- _WRITTEN TASK_: Look through the data and write out every line with the word "JSON" in it.
---*---
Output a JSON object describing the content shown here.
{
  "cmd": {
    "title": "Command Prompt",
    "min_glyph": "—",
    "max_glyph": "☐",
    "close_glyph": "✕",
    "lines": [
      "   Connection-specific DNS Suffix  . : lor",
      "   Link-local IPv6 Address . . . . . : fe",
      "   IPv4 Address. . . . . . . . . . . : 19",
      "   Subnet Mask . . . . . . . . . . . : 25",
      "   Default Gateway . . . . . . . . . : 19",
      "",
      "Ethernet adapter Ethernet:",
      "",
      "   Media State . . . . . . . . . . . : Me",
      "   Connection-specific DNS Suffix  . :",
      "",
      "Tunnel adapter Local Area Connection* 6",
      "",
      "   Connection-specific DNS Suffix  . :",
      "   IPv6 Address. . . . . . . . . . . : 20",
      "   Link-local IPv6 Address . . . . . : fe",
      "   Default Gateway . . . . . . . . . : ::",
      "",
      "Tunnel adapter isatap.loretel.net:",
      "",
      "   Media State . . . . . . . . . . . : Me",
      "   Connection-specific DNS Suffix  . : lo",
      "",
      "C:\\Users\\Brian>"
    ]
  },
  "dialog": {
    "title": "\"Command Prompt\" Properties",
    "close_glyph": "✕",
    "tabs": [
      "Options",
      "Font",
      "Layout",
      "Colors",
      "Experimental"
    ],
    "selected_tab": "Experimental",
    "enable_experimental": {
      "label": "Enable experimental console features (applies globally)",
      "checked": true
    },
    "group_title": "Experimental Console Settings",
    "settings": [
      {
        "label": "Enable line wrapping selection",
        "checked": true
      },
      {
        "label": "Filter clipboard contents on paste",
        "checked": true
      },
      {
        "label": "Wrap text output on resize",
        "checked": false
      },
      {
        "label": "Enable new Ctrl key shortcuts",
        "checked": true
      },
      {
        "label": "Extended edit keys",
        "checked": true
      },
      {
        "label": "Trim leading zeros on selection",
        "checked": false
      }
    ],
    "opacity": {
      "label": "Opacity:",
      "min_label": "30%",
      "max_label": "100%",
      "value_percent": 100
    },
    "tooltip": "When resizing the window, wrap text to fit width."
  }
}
---*---
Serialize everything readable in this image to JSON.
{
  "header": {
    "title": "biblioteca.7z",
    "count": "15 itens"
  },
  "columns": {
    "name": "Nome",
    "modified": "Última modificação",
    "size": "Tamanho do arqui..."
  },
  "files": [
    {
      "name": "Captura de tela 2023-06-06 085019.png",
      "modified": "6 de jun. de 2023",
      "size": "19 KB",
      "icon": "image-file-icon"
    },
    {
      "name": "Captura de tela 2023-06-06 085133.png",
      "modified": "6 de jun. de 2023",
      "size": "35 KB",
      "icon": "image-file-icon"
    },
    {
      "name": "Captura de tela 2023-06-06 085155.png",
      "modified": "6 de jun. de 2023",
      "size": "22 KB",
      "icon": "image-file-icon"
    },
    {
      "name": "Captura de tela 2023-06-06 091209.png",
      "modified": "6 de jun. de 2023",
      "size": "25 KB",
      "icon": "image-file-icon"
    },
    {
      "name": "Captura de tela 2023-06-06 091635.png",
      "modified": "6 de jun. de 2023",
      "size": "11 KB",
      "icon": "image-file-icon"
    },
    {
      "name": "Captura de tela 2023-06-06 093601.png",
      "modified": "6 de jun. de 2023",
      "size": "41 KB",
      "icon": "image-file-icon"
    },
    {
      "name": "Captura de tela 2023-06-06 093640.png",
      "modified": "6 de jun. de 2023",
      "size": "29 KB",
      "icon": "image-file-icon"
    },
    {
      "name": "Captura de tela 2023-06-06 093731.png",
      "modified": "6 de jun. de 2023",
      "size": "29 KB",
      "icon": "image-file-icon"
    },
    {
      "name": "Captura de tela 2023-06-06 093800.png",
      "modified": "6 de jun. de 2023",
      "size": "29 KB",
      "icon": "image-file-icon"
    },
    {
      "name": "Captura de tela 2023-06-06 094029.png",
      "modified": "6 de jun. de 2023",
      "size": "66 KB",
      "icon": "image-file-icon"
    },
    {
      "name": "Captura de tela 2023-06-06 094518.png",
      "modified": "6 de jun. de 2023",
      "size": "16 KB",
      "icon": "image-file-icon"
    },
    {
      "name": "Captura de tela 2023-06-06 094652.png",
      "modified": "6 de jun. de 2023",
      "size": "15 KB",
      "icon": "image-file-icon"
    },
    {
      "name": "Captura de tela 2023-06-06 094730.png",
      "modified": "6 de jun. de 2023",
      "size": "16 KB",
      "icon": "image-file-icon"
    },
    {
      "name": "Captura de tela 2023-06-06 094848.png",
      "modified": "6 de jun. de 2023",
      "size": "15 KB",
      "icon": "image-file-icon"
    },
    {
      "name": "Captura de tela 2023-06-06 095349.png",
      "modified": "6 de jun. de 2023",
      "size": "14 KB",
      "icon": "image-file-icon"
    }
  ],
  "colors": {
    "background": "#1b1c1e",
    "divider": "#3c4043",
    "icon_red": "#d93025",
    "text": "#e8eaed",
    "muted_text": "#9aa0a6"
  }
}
---*---
- _SOLVED EXERCISE_:
Output a JSON object describing the content shown here.
Serialize everything readable in this image to JSON.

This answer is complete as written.